===== Records =====
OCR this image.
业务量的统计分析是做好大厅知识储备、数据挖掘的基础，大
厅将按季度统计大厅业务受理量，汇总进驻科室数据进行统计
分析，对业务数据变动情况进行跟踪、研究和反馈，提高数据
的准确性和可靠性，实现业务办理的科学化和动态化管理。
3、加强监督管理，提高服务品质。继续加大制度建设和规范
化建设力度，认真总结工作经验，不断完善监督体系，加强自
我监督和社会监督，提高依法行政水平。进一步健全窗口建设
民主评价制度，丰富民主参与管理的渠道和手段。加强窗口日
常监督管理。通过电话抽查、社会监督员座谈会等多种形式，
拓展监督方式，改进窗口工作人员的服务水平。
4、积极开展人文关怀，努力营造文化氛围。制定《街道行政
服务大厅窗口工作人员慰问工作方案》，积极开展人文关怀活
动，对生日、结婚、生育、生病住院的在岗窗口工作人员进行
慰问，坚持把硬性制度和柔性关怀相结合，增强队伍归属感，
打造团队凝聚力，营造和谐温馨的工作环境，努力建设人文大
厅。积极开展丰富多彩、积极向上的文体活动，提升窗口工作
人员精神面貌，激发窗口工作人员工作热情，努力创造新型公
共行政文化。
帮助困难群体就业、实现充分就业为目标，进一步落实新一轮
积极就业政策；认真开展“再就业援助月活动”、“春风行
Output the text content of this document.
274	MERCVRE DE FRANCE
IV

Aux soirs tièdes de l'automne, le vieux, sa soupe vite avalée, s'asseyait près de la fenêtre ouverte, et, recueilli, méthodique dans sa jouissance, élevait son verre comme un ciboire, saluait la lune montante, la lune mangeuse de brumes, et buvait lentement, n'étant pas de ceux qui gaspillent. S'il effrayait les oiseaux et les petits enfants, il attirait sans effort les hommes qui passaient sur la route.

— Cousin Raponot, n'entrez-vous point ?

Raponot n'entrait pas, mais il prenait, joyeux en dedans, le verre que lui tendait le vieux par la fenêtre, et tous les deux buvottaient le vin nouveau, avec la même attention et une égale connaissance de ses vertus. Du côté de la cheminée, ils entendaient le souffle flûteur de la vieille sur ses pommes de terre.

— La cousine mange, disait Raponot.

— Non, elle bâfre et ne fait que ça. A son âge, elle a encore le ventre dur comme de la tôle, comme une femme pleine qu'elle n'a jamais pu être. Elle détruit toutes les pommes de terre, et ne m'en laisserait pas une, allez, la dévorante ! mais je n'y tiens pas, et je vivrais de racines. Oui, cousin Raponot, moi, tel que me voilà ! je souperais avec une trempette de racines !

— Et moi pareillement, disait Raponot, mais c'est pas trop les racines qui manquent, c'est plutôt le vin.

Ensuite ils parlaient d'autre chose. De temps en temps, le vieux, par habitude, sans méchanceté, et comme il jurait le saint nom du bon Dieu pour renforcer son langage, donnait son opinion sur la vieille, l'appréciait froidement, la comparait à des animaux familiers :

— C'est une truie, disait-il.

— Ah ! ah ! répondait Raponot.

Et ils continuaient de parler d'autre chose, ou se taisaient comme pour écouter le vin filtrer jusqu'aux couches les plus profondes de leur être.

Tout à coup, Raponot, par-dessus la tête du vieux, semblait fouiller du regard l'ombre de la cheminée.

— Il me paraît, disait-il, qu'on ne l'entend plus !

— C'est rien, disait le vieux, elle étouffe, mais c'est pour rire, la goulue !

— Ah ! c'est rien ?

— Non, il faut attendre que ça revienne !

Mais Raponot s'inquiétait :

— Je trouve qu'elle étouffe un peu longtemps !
=====
===== Records =====
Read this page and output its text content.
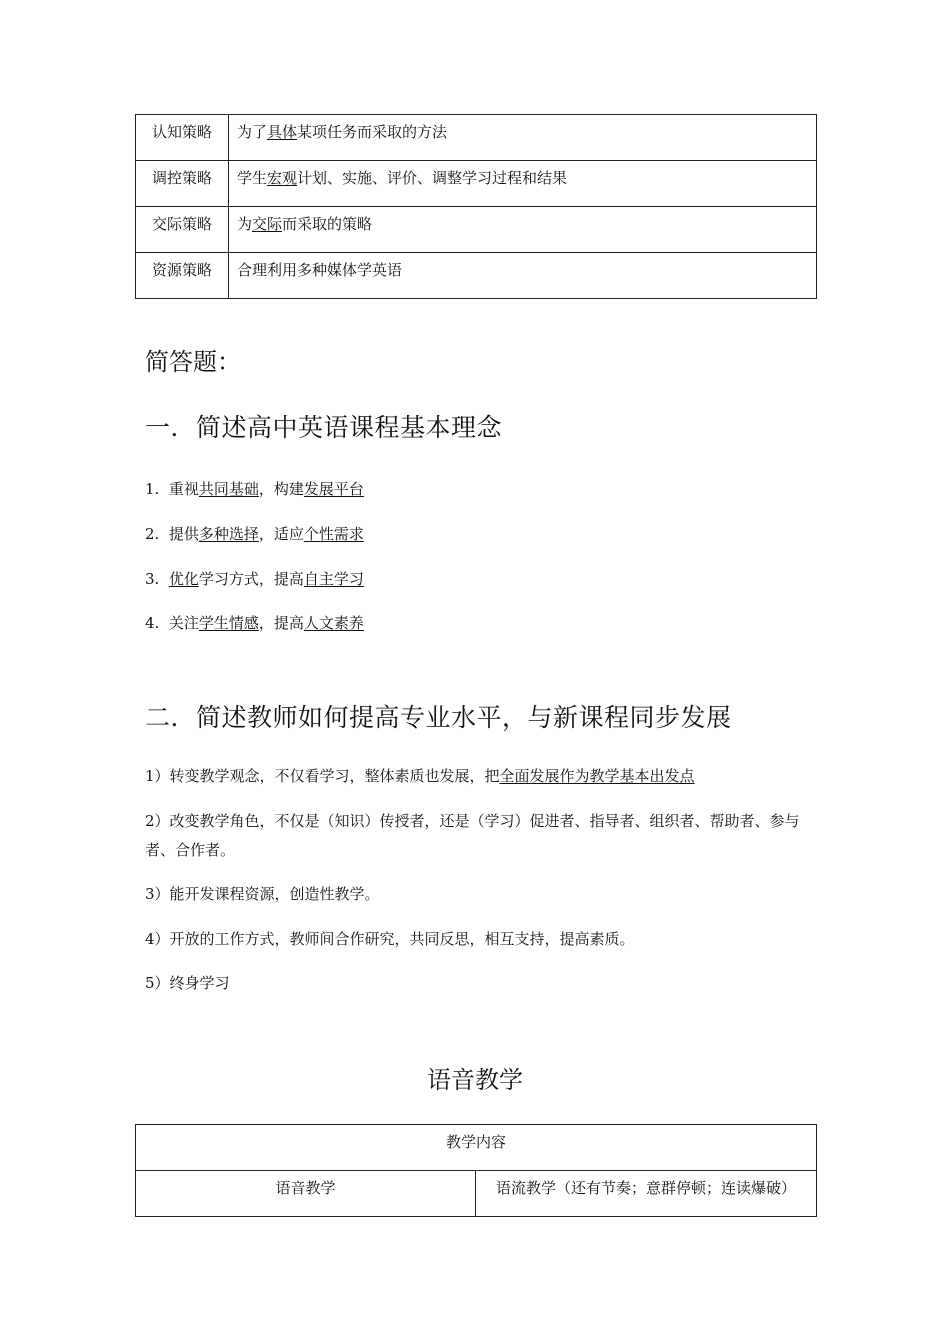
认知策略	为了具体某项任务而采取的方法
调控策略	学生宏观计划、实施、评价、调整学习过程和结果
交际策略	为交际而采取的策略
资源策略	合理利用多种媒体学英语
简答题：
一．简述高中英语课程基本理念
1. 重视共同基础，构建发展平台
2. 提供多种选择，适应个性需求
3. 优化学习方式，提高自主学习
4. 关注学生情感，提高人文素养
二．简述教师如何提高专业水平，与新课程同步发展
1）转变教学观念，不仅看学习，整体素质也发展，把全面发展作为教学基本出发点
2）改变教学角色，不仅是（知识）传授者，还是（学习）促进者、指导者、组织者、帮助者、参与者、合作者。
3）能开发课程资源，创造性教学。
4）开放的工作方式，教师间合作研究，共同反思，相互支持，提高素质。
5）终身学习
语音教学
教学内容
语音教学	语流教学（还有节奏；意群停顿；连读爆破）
=====
Report how many lines in the data include the word "étouffe", and give nothing but the count.

2